[What to do]
Omit any picture, and return the remaining data exactly as written.

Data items
________________

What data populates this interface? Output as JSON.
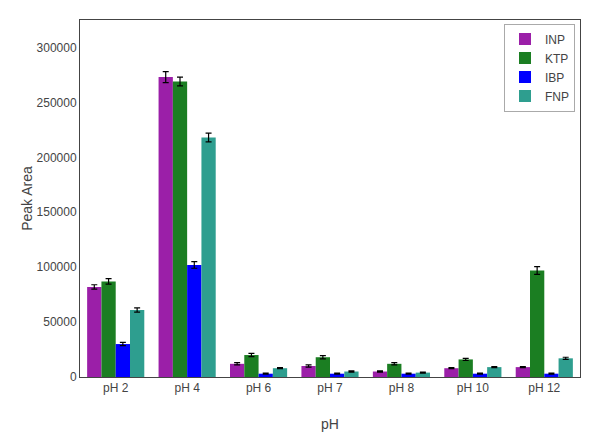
{
  "chart_data": {
    "type": "bar",
    "xlabel": "pH",
    "ylabel": "Peak Area",
    "categories": [
      "pH 2",
      "pH 4",
      "pH 6",
      "pH 7",
      "pH 8",
      "pH 10",
      "pH 12"
    ],
    "series": [
      {
        "name": "INP",
        "color": "#9B1FA8",
        "values": [
          82000,
          273000,
          12000,
          10000,
          5000,
          8000,
          9000
        ],
        "errors": [
          2000,
          5000,
          1000,
          1000,
          500,
          500,
          500
        ]
      },
      {
        "name": "KTP",
        "color": "#1B7E22",
        "values": [
          87000,
          269000,
          20000,
          18000,
          12000,
          16000,
          97000
        ],
        "errors": [
          2500,
          4000,
          1500,
          1500,
          1000,
          1000,
          3500
        ]
      },
      {
        "name": "IBP",
        "color": "#0000FF",
        "values": [
          30000,
          102000,
          3000,
          3000,
          3000,
          3000,
          3000
        ],
        "errors": [
          1500,
          3000,
          500,
          500,
          500,
          500,
          500
        ]
      },
      {
        "name": "FNP",
        "color": "#2E9E8F",
        "values": [
          61000,
          218000,
          8000,
          5000,
          4000,
          9000,
          17000
        ],
        "errors": [
          2000,
          4000,
          500,
          500,
          500,
          500,
          1000
        ]
      }
    ],
    "ylim": [
      0,
      325000
    ],
    "yticks": [
      0,
      50000,
      100000,
      150000,
      200000,
      250000,
      300000
    ],
    "grid": false,
    "legend": "upper right"
  }
}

________________

[Right answer]
What data populates this interface? Output as JSON.
{
  "chart_data": {
    "type": "bar",
    "xlabel": "pH",
    "ylabel": "Peak Area",
    "categories": [
      "pH 2",
      "pH 4",
      "pH 6",
      "pH 7",
      "pH 8",
      "pH 10",
      "pH 12"
    ],
    "series": [
      {
        "name": "INP",
        "color": "#9B1FA8",
        "values": [
          82000,
          273000,
          12000,
          10000,
          5000,
          8000,
          9000
        ],
        "errors": [
          2000,
          5000,
          1000,
          1000,
          500,
          500,
          500
        ]
      },
      {
        "name": "KTP",
        "color": "#1B7E22",
        "values": [
          87000,
          269000,
          20000,
          18000,
          12000,
          16000,
          97000
        ],
        "errors": [
          2500,
          4000,
          1500,
          1500,
          1000,
          1000,
          3500
        ]
      },
      {
        "name": "IBP",
        "color": "#0000FF",
        "values": [
          30000,
          102000,
          3000,
          3000,
          3000,
          3000,
          3000
        ],
        "errors": [
          1500,
          3000,
          500,
          500,
          500,
          500,
          500
        ]
      },
      {
        "name": "FNP",
        "color": "#2E9E8F",
        "values": [
          61000,
          218000,
          8000,
          5000,
          4000,
          9000,
          17000
        ],
        "errors": [
          2000,
          4000,
          500,
          500,
          500,
          500,
          1000
        ]
      }
    ],
    "ylim": [
      0,
      325000
    ],
    "yticks": [
      0,
      50000,
      100000,
      150000,
      200000,
      250000,
      300000
    ],
    "grid": false,
    "legend": "upper right"
  }
}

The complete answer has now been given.